— Instructions to follow —
Select, from the data, each line where "Royal" occurs.

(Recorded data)
-------------------------
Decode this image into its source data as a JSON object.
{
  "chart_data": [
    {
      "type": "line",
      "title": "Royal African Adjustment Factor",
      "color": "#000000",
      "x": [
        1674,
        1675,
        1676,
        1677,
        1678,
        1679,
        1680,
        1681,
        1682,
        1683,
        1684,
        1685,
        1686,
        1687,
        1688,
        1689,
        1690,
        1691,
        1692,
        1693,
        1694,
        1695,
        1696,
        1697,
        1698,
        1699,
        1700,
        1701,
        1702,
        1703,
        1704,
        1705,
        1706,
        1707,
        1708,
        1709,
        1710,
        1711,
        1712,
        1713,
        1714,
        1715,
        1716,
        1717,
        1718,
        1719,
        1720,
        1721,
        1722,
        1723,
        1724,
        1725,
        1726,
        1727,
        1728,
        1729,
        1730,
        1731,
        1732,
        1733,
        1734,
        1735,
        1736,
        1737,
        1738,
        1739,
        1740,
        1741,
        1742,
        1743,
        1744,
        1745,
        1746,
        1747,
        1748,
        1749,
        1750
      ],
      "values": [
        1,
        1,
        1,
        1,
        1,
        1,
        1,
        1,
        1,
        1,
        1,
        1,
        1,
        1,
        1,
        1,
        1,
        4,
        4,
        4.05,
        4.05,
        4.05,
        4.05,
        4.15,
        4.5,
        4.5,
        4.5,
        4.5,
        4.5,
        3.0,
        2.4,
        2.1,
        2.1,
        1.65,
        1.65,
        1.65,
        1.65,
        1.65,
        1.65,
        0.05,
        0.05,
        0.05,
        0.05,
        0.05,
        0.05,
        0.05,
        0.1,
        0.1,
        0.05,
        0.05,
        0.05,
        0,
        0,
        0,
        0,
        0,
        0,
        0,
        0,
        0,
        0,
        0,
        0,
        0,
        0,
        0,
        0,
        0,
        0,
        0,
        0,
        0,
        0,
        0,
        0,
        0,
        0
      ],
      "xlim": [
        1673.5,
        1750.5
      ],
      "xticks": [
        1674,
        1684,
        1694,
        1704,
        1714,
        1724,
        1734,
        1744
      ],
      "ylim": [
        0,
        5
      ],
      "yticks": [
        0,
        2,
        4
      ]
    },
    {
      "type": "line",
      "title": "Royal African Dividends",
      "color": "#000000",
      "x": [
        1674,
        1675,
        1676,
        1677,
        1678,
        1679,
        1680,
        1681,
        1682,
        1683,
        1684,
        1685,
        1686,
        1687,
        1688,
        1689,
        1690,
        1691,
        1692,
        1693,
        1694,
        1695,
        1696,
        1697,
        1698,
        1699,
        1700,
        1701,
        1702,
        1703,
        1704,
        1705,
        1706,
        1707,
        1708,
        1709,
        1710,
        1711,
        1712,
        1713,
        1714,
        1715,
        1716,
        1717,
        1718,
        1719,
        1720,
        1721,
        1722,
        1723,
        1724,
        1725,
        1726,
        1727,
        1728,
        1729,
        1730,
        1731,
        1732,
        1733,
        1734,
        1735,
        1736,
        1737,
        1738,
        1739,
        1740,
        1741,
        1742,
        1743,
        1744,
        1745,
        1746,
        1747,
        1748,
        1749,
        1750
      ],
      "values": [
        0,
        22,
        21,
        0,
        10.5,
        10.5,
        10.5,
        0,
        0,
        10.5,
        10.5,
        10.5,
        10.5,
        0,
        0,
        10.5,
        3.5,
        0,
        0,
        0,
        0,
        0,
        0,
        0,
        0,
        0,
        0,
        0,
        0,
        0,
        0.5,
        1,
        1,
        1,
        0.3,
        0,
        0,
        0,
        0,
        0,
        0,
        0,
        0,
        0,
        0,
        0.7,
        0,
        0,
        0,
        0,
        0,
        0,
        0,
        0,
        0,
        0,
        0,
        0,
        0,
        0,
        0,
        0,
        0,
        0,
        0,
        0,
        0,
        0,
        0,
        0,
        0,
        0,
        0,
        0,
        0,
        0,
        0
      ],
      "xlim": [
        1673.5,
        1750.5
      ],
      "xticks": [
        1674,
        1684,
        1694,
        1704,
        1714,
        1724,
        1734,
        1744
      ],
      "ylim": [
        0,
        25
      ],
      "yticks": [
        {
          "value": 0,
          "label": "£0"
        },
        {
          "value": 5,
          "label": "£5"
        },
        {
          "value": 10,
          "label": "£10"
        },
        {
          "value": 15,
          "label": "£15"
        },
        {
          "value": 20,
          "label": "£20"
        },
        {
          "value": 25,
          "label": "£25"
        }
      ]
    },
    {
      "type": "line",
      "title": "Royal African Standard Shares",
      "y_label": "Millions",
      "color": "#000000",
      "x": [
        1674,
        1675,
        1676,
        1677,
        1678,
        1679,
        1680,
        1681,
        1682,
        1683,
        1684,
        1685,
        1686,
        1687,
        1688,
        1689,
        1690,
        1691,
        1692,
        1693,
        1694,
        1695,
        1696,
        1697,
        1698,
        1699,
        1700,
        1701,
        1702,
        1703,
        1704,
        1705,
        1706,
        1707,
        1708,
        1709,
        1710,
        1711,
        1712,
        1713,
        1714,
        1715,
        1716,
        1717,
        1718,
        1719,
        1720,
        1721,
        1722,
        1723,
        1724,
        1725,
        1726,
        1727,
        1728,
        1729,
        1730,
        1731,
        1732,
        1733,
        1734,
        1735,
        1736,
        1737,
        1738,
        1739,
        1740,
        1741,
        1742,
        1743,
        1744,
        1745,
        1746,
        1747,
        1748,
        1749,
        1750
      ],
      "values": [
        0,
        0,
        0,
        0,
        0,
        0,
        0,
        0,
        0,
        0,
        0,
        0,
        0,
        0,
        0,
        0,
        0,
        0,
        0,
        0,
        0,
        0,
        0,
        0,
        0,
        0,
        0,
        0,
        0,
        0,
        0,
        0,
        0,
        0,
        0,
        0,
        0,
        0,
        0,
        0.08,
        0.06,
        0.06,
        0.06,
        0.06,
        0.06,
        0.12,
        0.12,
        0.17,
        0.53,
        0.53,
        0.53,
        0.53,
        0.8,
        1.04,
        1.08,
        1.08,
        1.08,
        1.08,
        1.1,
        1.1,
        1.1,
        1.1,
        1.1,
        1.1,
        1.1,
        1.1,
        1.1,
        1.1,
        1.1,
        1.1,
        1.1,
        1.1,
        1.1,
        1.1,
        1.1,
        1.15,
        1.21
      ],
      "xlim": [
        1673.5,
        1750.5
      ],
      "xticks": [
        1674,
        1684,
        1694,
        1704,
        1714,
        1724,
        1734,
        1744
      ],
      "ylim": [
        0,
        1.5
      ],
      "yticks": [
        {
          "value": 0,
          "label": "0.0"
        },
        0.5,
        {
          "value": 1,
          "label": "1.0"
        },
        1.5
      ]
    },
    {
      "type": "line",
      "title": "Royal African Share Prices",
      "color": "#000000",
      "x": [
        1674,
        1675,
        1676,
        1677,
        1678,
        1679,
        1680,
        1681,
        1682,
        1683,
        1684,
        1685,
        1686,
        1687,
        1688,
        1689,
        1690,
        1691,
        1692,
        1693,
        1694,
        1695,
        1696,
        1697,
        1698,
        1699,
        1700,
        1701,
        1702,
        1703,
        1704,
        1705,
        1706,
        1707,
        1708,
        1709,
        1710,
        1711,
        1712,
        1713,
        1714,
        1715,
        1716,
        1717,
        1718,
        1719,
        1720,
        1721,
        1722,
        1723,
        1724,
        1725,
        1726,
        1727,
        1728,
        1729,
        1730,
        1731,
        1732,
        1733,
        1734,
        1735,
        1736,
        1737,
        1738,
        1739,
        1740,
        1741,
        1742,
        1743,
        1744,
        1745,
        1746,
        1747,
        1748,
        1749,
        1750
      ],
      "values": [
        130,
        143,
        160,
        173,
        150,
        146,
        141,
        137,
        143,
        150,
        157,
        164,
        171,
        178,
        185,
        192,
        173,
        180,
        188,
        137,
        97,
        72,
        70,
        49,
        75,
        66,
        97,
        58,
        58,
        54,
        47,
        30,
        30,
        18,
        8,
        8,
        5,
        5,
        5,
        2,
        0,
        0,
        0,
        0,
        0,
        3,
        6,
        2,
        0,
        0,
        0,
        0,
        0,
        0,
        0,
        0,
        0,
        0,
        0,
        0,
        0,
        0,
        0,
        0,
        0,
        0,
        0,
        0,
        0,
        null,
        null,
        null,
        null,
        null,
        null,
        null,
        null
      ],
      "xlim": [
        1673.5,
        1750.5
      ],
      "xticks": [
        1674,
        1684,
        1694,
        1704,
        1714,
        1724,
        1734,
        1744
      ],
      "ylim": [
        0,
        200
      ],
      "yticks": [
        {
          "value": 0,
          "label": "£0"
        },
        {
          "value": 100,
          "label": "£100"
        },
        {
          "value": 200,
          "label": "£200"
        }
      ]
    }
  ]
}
-------------------------
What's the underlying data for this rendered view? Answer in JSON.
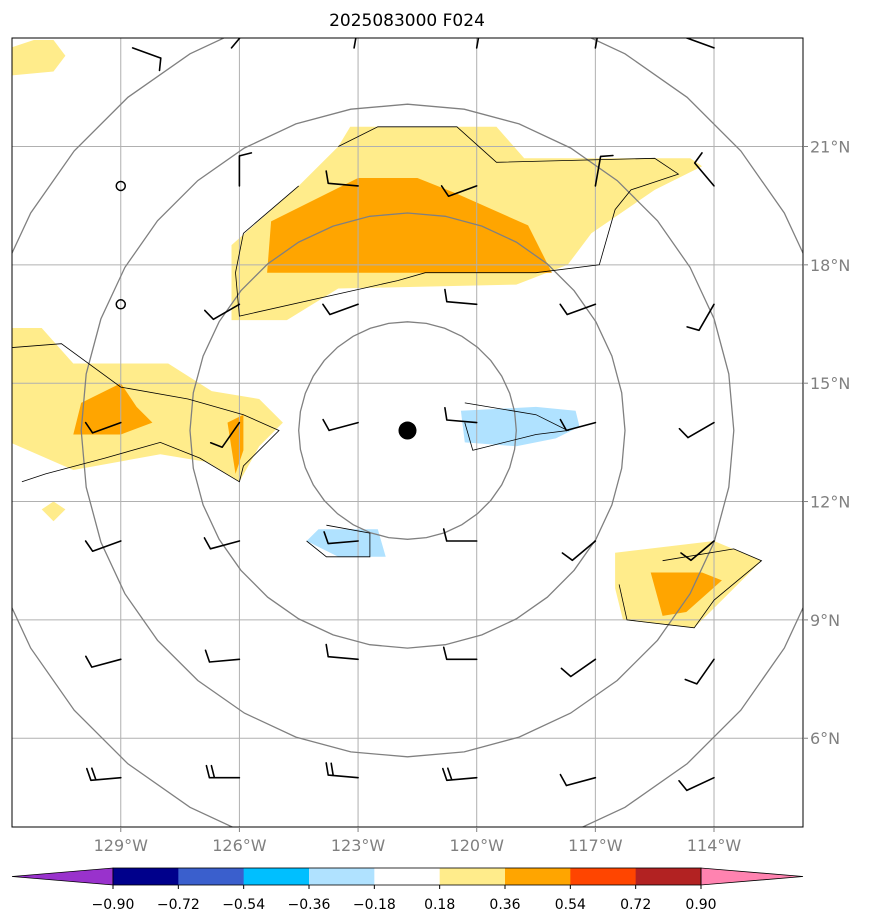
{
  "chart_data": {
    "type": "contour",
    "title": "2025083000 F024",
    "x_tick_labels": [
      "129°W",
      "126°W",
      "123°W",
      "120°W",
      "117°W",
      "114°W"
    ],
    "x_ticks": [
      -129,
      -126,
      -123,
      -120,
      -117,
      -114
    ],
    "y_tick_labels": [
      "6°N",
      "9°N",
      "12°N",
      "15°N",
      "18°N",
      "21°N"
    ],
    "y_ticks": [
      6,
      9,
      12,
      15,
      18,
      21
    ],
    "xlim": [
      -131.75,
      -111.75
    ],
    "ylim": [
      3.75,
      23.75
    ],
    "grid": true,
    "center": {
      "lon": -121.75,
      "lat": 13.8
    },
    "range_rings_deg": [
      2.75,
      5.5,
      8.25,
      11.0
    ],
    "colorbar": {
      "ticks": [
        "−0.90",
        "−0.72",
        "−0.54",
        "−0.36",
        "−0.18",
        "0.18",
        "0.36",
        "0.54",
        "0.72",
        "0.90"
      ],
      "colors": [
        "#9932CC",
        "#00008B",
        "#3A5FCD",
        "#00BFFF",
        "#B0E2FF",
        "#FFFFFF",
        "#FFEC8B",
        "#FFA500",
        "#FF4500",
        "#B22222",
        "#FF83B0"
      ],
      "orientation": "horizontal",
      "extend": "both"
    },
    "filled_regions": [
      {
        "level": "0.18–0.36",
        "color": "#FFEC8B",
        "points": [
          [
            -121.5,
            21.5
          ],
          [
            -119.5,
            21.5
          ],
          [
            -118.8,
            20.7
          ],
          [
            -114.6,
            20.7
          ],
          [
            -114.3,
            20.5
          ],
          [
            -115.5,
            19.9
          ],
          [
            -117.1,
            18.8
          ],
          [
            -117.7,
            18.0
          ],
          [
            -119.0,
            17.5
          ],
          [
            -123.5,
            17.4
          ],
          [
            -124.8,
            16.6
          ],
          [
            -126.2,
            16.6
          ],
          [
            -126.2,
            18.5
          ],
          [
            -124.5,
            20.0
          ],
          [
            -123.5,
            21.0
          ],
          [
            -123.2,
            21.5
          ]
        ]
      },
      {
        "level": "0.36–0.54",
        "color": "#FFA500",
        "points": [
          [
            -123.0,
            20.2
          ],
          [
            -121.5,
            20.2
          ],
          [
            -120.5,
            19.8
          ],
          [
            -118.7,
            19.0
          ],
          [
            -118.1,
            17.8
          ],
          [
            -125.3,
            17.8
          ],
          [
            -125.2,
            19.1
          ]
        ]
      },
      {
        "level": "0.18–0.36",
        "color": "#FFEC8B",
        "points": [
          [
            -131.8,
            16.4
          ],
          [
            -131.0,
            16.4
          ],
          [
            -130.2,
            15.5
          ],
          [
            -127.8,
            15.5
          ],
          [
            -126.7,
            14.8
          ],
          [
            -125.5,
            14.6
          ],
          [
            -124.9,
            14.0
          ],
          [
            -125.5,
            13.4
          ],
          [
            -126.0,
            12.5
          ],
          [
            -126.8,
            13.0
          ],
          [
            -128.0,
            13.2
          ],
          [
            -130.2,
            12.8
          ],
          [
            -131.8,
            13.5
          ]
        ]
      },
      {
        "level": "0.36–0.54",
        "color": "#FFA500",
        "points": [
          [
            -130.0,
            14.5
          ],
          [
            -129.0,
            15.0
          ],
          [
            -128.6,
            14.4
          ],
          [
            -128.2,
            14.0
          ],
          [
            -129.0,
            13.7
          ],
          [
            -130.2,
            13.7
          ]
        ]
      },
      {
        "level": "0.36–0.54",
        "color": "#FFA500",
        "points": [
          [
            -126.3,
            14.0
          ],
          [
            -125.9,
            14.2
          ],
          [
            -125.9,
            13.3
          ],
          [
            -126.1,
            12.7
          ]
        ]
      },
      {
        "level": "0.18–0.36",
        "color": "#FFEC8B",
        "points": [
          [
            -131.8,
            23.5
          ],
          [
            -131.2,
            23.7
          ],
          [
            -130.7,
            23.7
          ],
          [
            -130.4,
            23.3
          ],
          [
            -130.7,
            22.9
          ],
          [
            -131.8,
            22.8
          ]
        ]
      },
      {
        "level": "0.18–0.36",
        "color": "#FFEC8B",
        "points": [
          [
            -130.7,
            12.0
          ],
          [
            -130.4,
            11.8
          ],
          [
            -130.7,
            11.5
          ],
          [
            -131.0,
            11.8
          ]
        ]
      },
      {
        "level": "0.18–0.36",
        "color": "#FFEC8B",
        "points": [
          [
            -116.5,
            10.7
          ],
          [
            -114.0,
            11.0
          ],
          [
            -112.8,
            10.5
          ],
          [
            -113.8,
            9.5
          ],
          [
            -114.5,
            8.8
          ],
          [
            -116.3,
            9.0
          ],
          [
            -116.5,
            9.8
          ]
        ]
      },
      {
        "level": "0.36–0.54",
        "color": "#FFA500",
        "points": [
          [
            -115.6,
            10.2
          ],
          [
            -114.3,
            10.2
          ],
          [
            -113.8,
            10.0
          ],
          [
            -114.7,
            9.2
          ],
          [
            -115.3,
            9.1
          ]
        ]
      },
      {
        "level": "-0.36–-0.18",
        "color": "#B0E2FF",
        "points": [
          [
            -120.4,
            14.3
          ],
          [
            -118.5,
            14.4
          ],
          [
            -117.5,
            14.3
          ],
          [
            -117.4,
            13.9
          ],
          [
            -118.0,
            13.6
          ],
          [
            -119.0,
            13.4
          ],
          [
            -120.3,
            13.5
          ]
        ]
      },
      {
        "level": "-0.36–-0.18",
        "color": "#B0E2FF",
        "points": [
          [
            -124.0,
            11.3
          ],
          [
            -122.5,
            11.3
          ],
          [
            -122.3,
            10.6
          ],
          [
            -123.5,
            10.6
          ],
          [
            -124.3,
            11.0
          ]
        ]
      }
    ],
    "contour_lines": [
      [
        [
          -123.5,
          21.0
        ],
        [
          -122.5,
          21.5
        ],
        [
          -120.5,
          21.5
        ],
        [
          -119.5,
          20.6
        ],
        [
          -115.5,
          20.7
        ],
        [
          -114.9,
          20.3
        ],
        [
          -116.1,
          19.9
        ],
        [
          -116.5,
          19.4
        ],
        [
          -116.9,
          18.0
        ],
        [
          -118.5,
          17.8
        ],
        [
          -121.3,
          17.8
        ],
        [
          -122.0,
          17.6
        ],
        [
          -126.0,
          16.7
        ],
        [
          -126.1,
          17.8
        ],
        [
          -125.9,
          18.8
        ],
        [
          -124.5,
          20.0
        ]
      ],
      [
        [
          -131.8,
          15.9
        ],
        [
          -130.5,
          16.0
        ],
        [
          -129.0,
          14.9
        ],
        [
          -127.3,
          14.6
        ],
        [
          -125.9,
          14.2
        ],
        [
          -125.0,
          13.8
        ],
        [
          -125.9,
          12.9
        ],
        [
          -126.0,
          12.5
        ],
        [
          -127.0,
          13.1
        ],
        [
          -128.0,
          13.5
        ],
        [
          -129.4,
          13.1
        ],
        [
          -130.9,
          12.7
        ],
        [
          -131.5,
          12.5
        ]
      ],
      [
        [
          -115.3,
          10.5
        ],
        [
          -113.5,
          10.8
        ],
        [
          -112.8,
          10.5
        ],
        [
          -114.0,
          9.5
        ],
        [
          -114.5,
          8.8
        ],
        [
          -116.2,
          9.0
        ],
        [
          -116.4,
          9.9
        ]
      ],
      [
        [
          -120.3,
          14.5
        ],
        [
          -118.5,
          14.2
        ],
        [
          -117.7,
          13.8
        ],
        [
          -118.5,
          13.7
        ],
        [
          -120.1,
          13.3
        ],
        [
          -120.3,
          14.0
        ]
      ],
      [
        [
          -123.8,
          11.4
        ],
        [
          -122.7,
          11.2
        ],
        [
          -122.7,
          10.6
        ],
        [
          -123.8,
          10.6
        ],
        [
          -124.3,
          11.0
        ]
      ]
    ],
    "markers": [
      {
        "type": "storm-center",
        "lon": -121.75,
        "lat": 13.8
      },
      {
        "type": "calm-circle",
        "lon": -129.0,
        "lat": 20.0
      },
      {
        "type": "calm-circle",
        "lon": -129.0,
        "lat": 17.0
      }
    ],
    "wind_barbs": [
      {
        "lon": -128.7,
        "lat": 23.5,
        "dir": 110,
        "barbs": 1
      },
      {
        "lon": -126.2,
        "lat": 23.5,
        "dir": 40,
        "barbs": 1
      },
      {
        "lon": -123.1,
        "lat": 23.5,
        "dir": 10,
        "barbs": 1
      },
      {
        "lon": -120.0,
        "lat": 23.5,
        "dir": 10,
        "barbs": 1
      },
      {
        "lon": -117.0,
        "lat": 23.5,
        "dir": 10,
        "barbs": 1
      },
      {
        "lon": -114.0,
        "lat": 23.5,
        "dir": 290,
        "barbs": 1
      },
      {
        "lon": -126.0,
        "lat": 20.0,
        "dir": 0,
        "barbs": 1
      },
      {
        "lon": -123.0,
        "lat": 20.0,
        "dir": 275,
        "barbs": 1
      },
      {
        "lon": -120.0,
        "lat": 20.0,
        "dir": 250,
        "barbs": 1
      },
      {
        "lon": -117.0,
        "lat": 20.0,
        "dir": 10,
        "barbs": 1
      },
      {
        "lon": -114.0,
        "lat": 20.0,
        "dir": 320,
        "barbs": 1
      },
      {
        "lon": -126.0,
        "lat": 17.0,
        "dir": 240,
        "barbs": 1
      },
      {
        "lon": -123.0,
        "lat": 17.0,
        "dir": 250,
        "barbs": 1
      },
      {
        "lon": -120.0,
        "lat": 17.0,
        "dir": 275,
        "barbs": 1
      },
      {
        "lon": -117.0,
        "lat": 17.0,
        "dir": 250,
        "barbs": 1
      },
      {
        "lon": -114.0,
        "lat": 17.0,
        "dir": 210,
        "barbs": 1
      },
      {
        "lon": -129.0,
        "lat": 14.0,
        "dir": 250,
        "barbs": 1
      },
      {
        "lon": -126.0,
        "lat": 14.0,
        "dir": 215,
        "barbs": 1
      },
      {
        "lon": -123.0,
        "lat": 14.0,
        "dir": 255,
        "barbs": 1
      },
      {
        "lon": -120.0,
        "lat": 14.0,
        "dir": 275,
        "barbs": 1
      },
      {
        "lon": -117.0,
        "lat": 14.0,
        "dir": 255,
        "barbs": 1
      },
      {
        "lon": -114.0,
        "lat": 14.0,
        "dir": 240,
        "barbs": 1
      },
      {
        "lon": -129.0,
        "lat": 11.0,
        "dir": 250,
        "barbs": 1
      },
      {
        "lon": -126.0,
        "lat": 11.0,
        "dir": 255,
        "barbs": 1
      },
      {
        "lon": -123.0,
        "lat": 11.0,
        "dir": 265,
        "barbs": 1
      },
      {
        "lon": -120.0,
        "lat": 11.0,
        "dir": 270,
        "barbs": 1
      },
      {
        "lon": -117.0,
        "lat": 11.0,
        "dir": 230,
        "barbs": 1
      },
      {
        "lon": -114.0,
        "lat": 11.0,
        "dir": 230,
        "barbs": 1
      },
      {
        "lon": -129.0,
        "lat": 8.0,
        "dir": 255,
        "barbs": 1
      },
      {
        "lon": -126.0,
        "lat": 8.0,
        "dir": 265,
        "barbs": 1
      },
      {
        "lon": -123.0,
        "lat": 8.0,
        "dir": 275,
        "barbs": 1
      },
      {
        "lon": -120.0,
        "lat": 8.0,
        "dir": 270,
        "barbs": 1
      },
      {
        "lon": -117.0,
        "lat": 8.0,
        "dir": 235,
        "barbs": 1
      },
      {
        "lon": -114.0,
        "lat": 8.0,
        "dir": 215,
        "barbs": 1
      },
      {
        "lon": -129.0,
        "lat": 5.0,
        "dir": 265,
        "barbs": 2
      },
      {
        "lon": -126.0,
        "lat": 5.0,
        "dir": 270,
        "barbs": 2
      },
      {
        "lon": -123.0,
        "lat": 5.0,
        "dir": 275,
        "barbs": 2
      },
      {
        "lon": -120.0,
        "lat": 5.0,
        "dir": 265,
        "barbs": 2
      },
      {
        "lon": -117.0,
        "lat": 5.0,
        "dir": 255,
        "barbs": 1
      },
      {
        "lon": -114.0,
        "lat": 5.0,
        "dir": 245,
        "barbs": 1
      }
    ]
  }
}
-------------------------
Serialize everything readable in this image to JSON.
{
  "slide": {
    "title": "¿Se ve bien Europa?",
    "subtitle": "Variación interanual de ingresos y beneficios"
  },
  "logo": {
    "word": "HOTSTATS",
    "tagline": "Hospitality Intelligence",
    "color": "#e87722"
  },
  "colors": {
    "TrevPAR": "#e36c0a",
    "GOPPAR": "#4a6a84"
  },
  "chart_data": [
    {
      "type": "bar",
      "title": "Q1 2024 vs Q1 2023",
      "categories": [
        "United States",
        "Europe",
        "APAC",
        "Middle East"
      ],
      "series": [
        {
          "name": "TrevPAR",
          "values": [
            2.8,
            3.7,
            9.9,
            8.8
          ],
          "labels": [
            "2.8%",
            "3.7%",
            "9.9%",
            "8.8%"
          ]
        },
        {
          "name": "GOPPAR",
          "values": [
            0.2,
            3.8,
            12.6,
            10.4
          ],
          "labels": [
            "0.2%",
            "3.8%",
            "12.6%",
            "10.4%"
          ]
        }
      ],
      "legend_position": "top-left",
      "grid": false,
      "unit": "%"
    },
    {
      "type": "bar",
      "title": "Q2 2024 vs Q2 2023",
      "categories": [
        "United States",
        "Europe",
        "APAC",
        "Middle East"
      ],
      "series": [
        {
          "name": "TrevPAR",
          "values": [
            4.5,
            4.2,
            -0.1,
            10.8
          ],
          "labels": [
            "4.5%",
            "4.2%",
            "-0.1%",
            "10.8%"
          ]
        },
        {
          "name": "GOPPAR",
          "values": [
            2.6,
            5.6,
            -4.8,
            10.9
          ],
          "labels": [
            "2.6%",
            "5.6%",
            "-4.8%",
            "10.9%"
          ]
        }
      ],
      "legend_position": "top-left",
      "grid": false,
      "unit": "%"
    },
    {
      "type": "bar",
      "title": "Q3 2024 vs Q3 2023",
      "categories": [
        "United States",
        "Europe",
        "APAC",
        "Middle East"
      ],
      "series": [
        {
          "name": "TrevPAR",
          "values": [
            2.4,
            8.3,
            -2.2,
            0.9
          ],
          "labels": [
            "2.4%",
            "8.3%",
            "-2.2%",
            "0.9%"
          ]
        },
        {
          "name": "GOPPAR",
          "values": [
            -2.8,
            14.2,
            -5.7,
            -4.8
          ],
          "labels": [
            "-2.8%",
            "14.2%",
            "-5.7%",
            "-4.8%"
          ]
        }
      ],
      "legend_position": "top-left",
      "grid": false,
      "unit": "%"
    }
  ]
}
-------------------------
— Written solution —
      "title": "Royal African Adjustment Factor",
      "title": "Royal African Dividends",
      "title": "Royal African Standard Shares",
      "title": "Royal African Share Prices",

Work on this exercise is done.